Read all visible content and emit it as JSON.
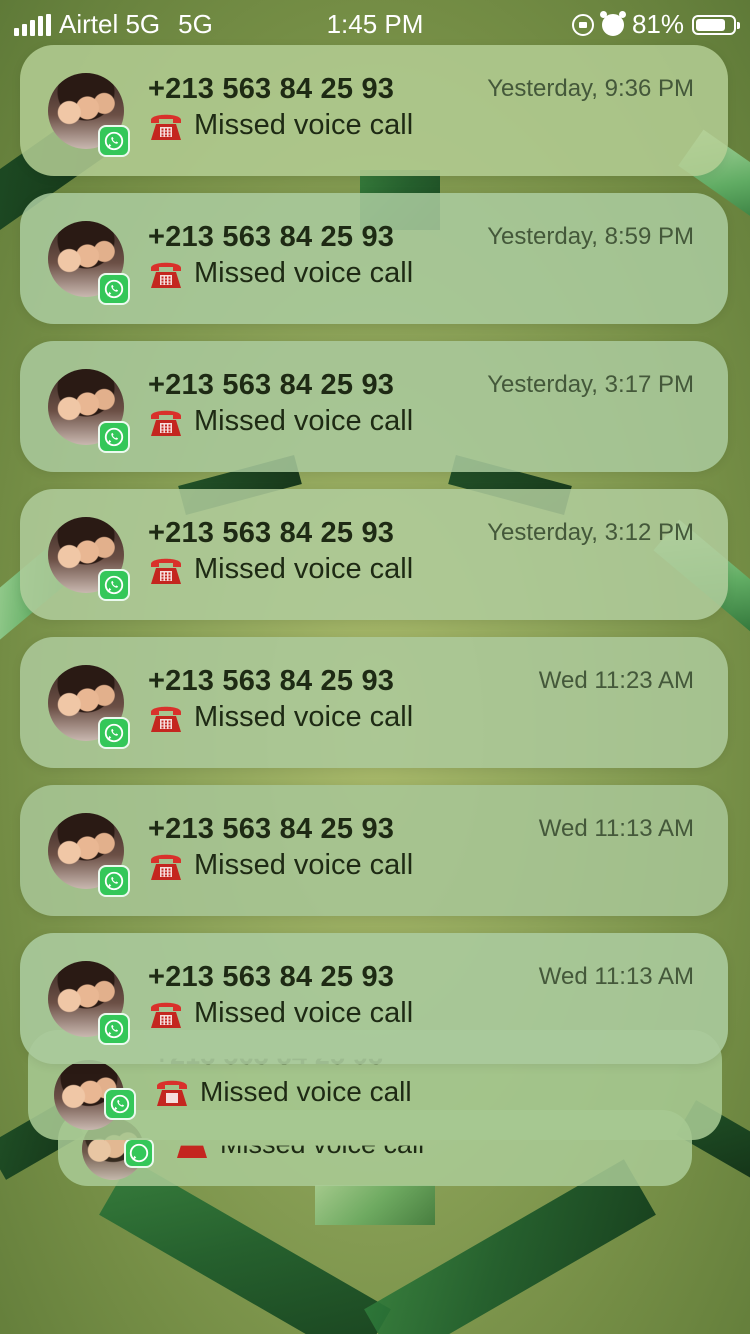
{
  "status_bar": {
    "carrier": "Airtel 5G",
    "network": "5G",
    "time": "1:45 PM",
    "battery_percent": "81%",
    "battery_level": 0.81,
    "icons": [
      "orientation-lock-icon",
      "alarm-icon",
      "battery-icon",
      "signal-icon"
    ]
  },
  "notifications": [
    {
      "title": "+213 563 84 25 93",
      "body": "Missed voice call",
      "time": "Yesterday, 9:36 PM",
      "app": "WhatsApp"
    },
    {
      "title": "+213 563 84 25 93",
      "body": "Missed voice call",
      "time": "Yesterday, 8:59 PM",
      "app": "WhatsApp"
    },
    {
      "title": "+213 563 84 25 93",
      "body": "Missed voice call",
      "time": "Yesterday, 3:17 PM",
      "app": "WhatsApp"
    },
    {
      "title": "+213 563 84 25 93",
      "body": "Missed voice call",
      "time": "Yesterday, 3:12 PM",
      "app": "WhatsApp"
    },
    {
      "title": "+213 563 84 25 93",
      "body": "Missed voice call",
      "time": "Wed 11:23 AM",
      "app": "WhatsApp"
    },
    {
      "title": "+213 563 84 25 93",
      "body": "Missed voice call",
      "time": "Wed 11:13 AM",
      "app": "WhatsApp"
    },
    {
      "title": "+213 563 84 25 93",
      "body": "Missed voice call",
      "time": "Wed 11:13 AM",
      "app": "WhatsApp"
    }
  ],
  "stacked_notifications": [
    {
      "title": "+213 563 84 25 93",
      "body": "Missed voice call"
    },
    {
      "body": "Missed voice call"
    }
  ],
  "colors": {
    "whatsapp_green": "#34c759",
    "phone_red": "#d9312b"
  }
}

- STATED GOAL -
Scan the records above for the string "Yesterday", then select every line that holds it.

- FULL ANSWER -
      "time": "Yesterday, 9:36 PM",
      "time": "Yesterday, 8:59 PM",
      "time": "Yesterday, 3:17 PM",
      "time": "Yesterday, 3:12 PM",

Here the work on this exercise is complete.